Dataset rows
++++++

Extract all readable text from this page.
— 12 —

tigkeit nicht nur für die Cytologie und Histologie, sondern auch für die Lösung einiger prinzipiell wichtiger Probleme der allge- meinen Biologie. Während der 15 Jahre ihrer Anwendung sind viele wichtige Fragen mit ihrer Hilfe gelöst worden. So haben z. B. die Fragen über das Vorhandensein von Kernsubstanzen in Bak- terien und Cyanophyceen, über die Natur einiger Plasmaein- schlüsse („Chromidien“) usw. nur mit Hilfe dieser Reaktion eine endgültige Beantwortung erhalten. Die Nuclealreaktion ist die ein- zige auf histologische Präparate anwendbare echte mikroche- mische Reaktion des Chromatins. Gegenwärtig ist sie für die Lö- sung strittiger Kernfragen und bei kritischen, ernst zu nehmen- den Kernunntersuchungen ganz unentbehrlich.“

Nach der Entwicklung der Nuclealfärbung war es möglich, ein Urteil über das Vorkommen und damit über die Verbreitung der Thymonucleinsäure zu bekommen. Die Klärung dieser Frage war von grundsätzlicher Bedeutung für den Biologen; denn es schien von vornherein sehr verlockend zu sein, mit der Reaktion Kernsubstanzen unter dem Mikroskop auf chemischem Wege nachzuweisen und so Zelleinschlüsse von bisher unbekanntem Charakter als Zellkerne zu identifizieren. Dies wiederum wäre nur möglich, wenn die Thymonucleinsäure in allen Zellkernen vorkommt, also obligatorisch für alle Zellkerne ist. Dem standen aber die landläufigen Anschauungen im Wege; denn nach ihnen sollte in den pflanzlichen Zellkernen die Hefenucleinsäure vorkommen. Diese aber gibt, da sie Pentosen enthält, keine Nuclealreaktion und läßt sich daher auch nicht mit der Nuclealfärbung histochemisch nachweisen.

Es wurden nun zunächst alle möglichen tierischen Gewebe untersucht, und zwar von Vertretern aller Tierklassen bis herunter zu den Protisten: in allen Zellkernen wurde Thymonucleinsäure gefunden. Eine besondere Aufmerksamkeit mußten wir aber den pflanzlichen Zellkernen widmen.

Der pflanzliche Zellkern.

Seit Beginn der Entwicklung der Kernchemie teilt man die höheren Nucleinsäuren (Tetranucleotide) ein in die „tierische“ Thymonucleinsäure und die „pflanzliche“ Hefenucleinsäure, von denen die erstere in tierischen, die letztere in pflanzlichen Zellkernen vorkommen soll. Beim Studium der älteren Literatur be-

++++++

● **REQUIREMENT**
Find the word "pflanzlichen" in the entries, and copy every line it shows up in.

● **SOLUTION BELOW**
Nach der Entwicklung der Nuclealfärbung war es möglich, ein Urteil über das Vorkommen und damit über die Verbreitung der Thymonucleinsäure zu bekommen. Die Klärung dieser Frage war von grundsätzlicher Bedeutung für den Biologen; denn es schien von vornherein sehr verlockend zu sein, mit der Reaktion Kernsubstanzen unter dem Mikroskop auf chemischem Wege nachzuweisen und so Zelleinschlüsse von bisher unbekanntem Charakter als Zellkerne zu identifizieren. Dies wiederum wäre nur möglich, wenn die Thymonucleinsäure in allen Zellkernen vorkommt, also obligatorisch für alle Zellkerne ist. Dem standen aber die landläufigen Anschauungen im Wege; denn nach ihnen sollte in den pflanzlichen Zellkernen die Hefenucleinsäure vorkommen. Diese aber gibt, da sie Pentosen enthält, keine Nuclealreaktion und läßt sich daher auch nicht mit der Nuclealfärbung histochemisch nachweisen.
Es wurden nun zunächst alle möglichen tierischen Gewebe untersucht, und zwar von Vertretern aller Tierklassen bis herunter zu den Protisten: in allen Zellkernen wurde Thymonucleinsäure gefunden. Eine besondere Aufmerksamkeit mußten wir aber den pflanzlichen Zellkernen widmen.
Seit Beginn der Entwicklung der Kernchemie teilt man die höheren Nucleinsäuren (Tetranucleotide) ein in die „tierische“ Thymonucleinsäure und die „pflanzliche“ Hefenucleinsäure, von denen die erstere in tierischen, die letztere in pflanzlichen Zellkernen vorkommen soll. Beim Studium der älteren Literatur be-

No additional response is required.